__Extracted records__
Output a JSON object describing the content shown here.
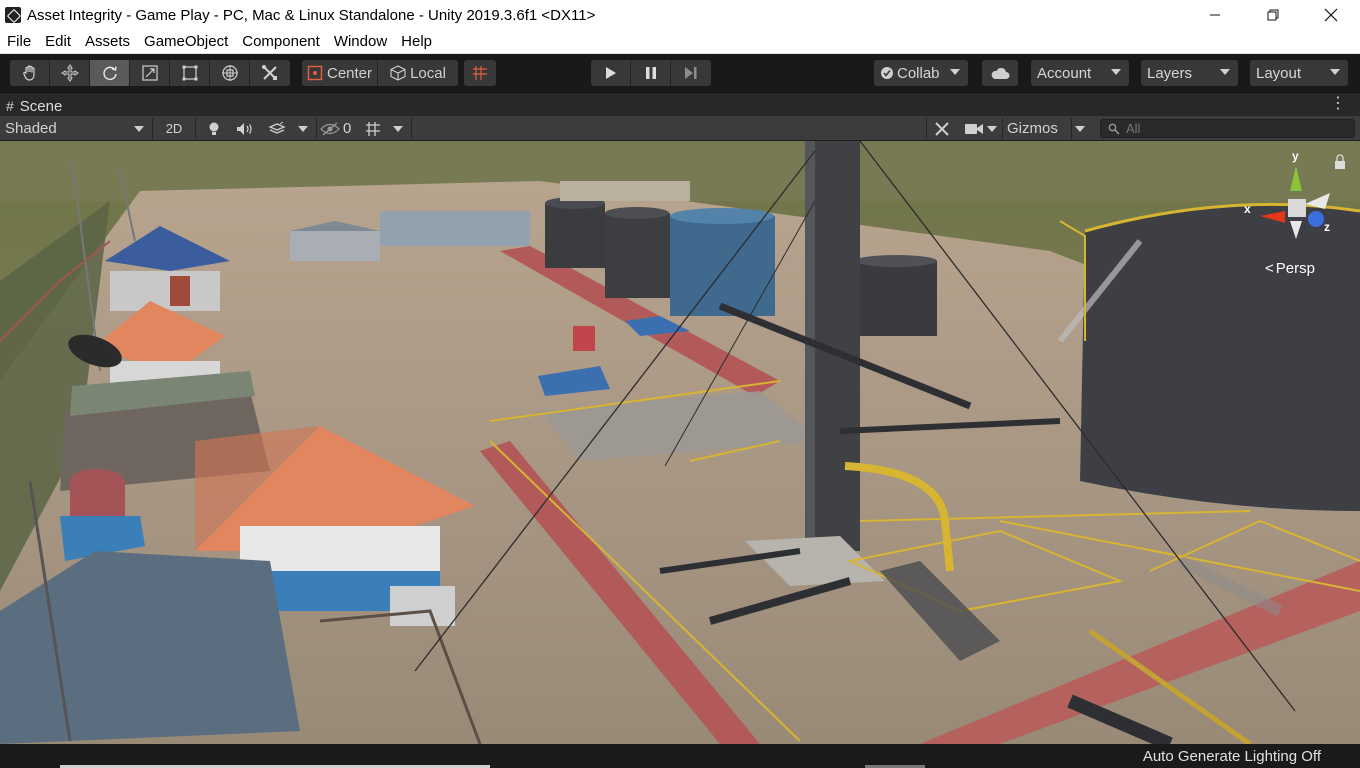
{
  "window": {
    "title": "Asset Integrity - Game Play - PC, Mac & Linux Standalone - Unity 2019.3.6f1 <DX11>",
    "controls": [
      "minimize-icon",
      "maximize-icon",
      "close-icon"
    ]
  },
  "menu": {
    "items": [
      "File",
      "Edit",
      "Assets",
      "GameObject",
      "Component",
      "Window",
      "Help"
    ]
  },
  "toolbar": {
    "tools": [
      "hand-tool-icon",
      "move-tool-icon",
      "rotate-tool-icon",
      "scale-tool-icon",
      "rect-tool-icon",
      "transform-tool-icon",
      "custom-tool-icon"
    ],
    "active_tool": "rotate-tool-icon",
    "pivot_label": "Center",
    "space_label": "Local",
    "snap_icon": "grid-snap-icon",
    "play_icons": [
      "play-icon",
      "pause-icon",
      "step-icon"
    ],
    "collab_label": "Collab",
    "cloud_icon": "cloud-icon",
    "account_label": "Account",
    "layers_label": "Layers",
    "layout_label": "Layout"
  },
  "scene": {
    "tab_label": "Scene",
    "draw_mode": "Shaded",
    "mode_2d": "2D",
    "hidden_count": "0",
    "gizmos_label": "Gizmos",
    "search_placeholder": "All",
    "projection_label": "Persp",
    "axes": {
      "x": "x",
      "y": "y",
      "z": "z"
    }
  },
  "status": {
    "text": "Auto Generate Lighting Off"
  },
  "colors": {
    "accent_active": "#5a5a5a",
    "toolbar_bg": "#191919",
    "panel_bg": "#3c3c3c",
    "ground": "#a3927f",
    "tank_dark": "#3d3f44",
    "tank_blue": "#3f6a8e",
    "roof_orange": "#e2865f",
    "walkway_red": "#b25a59",
    "railing_yellow": "#d7b431"
  }
}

__The exercise__
Pull every line containing "rotate" from the data.

__Result of the task__
      "rotate-tool-icon",
    "active_tool": "rotate-tool-icon",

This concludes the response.